§ **What you are asked to do**: The records that follow need to be output exactly as they are.

## begin

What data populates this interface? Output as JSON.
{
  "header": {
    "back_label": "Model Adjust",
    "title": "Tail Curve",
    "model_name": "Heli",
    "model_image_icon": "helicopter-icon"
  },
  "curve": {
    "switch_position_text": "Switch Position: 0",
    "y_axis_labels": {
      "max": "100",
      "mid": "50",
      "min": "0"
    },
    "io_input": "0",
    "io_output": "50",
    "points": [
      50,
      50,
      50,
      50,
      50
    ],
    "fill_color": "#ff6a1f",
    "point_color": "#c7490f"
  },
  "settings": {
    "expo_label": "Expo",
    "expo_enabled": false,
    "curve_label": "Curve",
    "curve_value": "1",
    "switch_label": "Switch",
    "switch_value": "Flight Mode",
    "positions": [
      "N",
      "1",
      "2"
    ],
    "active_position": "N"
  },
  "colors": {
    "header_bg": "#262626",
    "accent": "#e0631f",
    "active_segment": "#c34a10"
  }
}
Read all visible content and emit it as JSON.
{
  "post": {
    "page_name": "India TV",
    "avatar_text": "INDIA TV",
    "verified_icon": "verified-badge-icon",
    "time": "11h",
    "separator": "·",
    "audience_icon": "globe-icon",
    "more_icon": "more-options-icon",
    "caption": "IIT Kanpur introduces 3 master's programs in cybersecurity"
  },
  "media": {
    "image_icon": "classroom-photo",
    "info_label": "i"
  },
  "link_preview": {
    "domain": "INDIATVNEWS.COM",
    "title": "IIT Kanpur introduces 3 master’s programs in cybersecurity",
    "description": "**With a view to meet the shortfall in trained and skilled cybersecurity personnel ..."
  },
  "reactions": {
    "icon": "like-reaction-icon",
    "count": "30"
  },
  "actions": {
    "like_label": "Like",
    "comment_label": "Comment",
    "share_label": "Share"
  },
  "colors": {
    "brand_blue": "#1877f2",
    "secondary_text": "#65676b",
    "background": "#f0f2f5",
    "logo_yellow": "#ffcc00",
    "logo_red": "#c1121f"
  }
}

## end

§ **Result of the task**:
What data populates this interface? Output as JSON.
{
  "header": {
    "back_label": "Model Adjust",
    "title": "Tail Curve",
    "model_name": "Heli",
    "model_image_icon": "helicopter-icon"
  },
  "curve": {
    "switch_position_text": "Switch Position: 0",
    "y_axis_labels": {
      "max": "100",
      "mid": "50",
      "min": "0"
    },
    "io_input": "0",
    "io_output": "50",
    "points": [
      50,
      50,
      50,
      50,
      50
    ],
    "fill_color": "#ff6a1f",
    "point_color": "#c7490f"
  },
  "settings": {
    "expo_label": "Expo",
    "expo_enabled": false,
    "curve_label": "Curve",
    "curve_value": "1",
    "switch_label": "Switch",
    "switch_value": "Flight Mode",
    "positions": [
      "N",
      "1",
      "2"
    ],
    "active_position": "N"
  },
  "colors": {
    "header_bg": "#262626",
    "accent": "#e0631f",
    "active_segment": "#c34a10"
  }
}
Read all visible content and emit it as JSON.
{
  "post": {
    "page_name": "India TV",
    "avatar_text": "INDIA TV",
    "verified_icon": "verified-badge-icon",
    "time": "11h",
    "separator": "·",
    "audience_icon": "globe-icon",
    "more_icon": "more-options-icon",
    "caption": "IIT Kanpur introduces 3 master's programs in cybersecurity"
  },
  "media": {
    "image_icon": "classroom-photo",
    "info_label": "i"
  },
  "link_preview": {
    "domain": "INDIATVNEWS.COM",
    "title": "IIT Kanpur introduces 3 master’s programs in cybersecurity",
    "description": "**With a view to meet the shortfall in trained and skilled cybersecurity personnel ..."
  },
  "reactions": {
    "icon": "like-reaction-icon",
    "count": "30"
  },
  "actions": {
    "like_label": "Like",
    "comment_label": "Comment",
    "share_label": "Share"
  },
  "colors": {
    "brand_blue": "#1877f2",
    "secondary_text": "#65676b",
    "background": "#f0f2f5",
    "logo_yellow": "#ffcc00",
    "logo_red": "#c1121f"
  }
}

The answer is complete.